_Dataset entries_

+--

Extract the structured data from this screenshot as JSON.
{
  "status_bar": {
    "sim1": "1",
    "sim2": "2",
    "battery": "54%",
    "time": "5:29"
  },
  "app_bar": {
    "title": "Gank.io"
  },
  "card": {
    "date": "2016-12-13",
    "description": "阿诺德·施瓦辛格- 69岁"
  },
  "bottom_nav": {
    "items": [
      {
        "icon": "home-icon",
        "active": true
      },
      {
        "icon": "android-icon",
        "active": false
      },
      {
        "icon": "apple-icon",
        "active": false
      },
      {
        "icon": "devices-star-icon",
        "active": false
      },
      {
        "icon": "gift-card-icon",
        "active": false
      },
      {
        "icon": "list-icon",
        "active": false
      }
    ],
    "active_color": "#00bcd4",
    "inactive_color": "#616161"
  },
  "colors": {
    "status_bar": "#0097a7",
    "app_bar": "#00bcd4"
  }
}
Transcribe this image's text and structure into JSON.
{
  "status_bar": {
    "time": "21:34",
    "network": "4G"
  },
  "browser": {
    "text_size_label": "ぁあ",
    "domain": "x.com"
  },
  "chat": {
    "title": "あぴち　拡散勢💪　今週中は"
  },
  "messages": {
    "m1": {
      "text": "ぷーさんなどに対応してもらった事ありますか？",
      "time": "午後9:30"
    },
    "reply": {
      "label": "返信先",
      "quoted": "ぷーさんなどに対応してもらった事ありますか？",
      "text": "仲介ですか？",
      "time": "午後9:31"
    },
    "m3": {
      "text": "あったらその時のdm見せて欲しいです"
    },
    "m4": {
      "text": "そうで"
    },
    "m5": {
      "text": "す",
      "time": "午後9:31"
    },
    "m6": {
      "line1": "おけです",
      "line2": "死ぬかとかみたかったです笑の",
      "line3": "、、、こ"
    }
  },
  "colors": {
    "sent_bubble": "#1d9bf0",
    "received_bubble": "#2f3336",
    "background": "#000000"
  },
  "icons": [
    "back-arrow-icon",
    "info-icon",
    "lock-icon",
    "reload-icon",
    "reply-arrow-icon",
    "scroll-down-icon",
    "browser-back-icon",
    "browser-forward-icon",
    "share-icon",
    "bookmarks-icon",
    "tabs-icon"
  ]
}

+--

Output only the lines from the one holding "Transcribe this image's" through the last line above, exactly as they appear.

Transcribe this image's text and structure into JSON.
{
  "status_bar": {
    "time": "21:34",
    "network": "4G"
  },
  "browser": {
    "text_size_label": "ぁあ",
    "domain": "x.com"
  },
  "chat": {
    "title": "あぴち　拡散勢💪　今週中は"
  },
  "messages": {
    "m1": {
      "text": "ぷーさんなどに対応してもらった事ありますか？",
      "time": "午後9:30"
    },
    "reply": {
      "label": "返信先",
      "quoted": "ぷーさんなどに対応してもらった事ありますか？",
      "text": "仲介ですか？",
      "time": "午後9:31"
    },
    "m3": {
      "text": "あったらその時のdm見せて欲しいです"
    },
    "m4": {
      "text": "そうで"
    },
    "m5": {
      "text": "す",
      "time": "午後9:31"
    },
    "m6": {
      "line1": "おけです",
      "line2": "死ぬかとかみたかったです笑の",
      "line3": "、、、こ"
    }
  },
  "colors": {
    "sent_bubble": "#1d9bf0",
    "received_bubble": "#2f3336",
    "background": "#000000"
  },
  "icons": [
    "back-arrow-icon",
    "info-icon",
    "lock-icon",
    "reload-icon",
    "reply-arrow-icon",
    "scroll-down-icon",
    "browser-back-icon",
    "browser-forward-icon",
    "share-icon",
    "bookmarks-icon",
    "tabs-icon"
  ]
}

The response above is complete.